## start The input
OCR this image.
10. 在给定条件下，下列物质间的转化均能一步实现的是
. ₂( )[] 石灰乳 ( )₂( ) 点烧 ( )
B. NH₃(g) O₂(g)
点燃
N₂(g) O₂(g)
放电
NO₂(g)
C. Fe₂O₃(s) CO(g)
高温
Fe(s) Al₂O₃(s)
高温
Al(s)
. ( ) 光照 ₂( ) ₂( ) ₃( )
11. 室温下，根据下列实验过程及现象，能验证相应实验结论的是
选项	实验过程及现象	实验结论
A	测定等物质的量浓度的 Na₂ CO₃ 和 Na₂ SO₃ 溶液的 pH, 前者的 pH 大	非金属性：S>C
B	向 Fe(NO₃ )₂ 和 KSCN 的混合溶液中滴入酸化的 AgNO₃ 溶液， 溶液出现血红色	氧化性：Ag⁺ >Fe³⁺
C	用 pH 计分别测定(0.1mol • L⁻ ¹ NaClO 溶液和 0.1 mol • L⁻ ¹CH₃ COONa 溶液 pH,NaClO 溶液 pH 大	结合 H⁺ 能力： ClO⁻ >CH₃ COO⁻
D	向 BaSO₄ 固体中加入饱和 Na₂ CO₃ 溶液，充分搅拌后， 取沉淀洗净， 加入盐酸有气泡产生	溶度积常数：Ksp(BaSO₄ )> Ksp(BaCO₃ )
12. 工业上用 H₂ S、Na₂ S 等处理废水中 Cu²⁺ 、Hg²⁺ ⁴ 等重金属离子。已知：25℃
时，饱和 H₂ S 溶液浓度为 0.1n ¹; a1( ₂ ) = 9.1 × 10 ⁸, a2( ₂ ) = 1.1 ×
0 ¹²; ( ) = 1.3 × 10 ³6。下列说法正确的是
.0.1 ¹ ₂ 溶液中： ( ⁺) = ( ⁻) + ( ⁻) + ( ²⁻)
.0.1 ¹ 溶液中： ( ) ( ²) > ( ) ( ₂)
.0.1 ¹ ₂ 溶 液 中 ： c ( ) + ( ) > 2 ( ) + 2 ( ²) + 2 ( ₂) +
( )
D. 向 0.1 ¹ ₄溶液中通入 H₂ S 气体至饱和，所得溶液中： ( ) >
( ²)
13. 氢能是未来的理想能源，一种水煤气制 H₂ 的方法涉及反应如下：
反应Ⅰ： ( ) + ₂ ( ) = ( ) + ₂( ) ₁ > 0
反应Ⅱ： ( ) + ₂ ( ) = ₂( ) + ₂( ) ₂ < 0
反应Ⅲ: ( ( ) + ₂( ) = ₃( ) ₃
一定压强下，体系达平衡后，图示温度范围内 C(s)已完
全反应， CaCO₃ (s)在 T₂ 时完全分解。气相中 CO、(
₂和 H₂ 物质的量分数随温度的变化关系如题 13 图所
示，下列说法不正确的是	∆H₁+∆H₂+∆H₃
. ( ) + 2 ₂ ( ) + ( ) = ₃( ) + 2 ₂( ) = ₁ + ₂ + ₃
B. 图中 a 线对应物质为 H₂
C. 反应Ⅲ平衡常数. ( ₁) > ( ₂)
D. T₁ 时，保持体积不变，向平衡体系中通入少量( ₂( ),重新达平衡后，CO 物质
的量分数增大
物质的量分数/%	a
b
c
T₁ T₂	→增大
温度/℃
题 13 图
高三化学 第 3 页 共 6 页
## end The input
## start The input
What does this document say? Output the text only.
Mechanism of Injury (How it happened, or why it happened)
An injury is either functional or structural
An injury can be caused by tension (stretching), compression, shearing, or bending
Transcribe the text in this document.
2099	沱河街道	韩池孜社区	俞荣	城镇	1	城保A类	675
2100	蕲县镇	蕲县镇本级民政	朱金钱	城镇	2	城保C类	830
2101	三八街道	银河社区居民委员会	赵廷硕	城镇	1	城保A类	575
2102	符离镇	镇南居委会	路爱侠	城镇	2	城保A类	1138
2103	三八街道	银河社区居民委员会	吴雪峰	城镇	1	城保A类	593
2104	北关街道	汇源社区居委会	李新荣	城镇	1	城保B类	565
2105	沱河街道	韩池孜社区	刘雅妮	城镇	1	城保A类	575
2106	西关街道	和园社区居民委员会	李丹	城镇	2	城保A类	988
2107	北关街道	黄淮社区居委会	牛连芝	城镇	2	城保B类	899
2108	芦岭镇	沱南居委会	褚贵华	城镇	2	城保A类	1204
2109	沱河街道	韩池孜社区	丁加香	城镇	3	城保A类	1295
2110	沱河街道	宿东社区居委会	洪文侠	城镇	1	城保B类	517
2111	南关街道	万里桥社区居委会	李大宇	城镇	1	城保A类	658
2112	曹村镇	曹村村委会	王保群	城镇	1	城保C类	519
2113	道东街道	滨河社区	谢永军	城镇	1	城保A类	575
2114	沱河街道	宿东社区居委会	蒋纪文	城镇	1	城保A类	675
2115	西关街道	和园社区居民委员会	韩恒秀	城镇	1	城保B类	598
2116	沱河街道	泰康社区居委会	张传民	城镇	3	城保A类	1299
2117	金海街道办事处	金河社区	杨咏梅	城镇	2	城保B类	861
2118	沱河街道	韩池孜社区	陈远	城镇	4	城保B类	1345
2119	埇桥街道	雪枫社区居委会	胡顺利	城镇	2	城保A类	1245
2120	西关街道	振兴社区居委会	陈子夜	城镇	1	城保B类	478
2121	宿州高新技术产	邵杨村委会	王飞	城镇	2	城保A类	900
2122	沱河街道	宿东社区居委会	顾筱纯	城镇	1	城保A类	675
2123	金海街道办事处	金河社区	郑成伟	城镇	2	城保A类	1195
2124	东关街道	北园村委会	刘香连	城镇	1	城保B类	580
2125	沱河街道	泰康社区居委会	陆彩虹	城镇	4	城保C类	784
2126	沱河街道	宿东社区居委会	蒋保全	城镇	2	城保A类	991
## end The input
# What you need to do
From the records above, pull out every line containing the word "银河社区居民委员会".

# Response below
2101	三八街道	银河社区居民委员会	赵廷硕	城镇	1	城保A类	575
2103	三八街道	银河社区居民委员会	吴雪峰	城镇	1	城保A类	593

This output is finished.